--- Start Material for the task ---

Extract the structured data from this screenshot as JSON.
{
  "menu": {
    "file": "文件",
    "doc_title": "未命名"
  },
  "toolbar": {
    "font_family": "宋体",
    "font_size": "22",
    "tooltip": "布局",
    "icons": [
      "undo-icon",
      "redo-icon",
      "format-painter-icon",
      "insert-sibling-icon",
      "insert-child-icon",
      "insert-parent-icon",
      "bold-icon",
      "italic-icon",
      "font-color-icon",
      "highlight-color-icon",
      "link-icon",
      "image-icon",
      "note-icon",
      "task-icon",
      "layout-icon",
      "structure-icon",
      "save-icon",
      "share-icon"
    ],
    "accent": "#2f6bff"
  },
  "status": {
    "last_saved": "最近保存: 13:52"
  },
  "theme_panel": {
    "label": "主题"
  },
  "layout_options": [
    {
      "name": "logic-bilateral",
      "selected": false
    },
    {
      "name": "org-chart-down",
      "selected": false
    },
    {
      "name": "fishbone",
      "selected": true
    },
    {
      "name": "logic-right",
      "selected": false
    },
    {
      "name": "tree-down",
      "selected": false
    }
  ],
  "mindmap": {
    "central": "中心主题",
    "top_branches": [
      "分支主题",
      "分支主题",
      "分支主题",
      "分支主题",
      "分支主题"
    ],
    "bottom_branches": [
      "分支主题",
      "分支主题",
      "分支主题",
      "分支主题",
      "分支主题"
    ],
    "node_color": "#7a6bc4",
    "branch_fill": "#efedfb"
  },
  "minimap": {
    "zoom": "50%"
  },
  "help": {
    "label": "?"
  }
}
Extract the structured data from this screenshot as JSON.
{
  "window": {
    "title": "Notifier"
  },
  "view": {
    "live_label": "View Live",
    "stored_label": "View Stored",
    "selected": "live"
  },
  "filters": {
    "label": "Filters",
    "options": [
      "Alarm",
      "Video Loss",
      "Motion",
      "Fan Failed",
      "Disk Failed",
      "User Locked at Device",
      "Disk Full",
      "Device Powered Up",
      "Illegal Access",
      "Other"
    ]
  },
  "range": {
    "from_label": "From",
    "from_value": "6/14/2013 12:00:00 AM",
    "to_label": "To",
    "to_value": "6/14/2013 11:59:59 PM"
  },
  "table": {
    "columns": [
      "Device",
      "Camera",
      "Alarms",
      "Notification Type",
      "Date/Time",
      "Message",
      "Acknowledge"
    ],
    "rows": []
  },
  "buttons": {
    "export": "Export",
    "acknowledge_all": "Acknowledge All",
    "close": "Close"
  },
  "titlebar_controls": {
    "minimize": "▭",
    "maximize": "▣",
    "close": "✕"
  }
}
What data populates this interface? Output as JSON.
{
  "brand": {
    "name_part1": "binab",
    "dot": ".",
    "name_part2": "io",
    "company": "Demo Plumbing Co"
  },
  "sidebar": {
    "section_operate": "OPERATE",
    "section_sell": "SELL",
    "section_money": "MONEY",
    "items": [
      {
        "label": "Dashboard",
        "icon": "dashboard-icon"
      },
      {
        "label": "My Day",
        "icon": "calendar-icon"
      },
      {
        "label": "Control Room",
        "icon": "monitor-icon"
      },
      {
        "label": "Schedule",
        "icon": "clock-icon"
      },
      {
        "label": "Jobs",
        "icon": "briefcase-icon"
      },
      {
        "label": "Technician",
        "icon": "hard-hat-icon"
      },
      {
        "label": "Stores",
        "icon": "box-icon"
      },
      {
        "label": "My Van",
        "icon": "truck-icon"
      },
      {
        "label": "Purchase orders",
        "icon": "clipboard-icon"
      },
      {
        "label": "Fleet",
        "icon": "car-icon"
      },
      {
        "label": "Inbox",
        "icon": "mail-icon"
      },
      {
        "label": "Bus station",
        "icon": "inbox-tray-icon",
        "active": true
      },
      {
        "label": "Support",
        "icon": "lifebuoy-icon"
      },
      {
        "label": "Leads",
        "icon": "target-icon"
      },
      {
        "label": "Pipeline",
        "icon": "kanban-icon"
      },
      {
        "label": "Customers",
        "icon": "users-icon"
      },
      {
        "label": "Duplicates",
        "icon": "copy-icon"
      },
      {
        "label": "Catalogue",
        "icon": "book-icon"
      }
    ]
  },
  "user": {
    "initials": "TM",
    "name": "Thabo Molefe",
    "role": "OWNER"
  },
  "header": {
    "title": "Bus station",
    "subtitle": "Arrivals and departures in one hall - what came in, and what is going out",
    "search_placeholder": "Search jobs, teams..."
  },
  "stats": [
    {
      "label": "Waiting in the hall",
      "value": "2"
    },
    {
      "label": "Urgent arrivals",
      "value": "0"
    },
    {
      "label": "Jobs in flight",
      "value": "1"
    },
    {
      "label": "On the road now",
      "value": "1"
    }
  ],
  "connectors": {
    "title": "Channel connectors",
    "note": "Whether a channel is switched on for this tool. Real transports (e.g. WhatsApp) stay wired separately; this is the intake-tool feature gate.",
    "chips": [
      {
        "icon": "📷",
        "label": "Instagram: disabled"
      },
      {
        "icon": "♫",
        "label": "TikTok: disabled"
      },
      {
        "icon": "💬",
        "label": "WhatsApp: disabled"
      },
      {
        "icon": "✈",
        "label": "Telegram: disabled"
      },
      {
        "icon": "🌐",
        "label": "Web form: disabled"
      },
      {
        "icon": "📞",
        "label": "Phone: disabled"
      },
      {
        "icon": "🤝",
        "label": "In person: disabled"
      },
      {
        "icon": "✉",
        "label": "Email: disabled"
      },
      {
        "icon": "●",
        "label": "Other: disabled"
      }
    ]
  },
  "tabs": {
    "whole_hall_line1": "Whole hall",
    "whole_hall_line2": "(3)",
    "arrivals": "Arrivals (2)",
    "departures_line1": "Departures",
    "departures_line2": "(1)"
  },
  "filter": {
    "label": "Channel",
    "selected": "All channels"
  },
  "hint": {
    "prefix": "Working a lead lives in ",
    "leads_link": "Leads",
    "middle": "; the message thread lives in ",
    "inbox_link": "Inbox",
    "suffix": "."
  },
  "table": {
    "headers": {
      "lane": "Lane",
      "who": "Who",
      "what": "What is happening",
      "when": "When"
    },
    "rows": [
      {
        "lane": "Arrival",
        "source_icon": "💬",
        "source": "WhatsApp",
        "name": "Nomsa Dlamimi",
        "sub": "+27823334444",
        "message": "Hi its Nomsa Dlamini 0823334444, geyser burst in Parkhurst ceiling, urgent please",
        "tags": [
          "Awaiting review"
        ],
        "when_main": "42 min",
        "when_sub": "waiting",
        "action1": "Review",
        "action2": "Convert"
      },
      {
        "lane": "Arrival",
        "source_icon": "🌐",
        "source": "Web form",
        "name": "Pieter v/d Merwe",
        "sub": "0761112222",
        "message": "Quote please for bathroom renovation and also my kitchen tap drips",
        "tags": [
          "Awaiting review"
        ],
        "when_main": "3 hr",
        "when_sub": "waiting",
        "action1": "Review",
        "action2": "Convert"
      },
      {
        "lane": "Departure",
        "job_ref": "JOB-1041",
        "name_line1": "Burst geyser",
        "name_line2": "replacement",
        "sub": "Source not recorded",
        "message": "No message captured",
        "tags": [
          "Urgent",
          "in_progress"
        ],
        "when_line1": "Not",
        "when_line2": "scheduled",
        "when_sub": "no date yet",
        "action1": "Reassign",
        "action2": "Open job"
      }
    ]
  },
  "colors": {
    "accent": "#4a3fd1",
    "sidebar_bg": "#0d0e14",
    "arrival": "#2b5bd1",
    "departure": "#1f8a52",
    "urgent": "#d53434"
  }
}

--- End Material for the task ---

:: What to work on ::
Using the records above, pull out each line where the word "disabled" occurs.

:: Result for this exercise ::
        "label": "Instagram: disabled"
        "label": "TikTok: disabled"
        "label": "WhatsApp: disabled"
        "label": "Telegram: disabled"
        "label": "Web form: disabled"
        "label": "Phone: disabled"
        "label": "In person: disabled"
        "label": "Email: disabled"
        "label": "Other: disabled"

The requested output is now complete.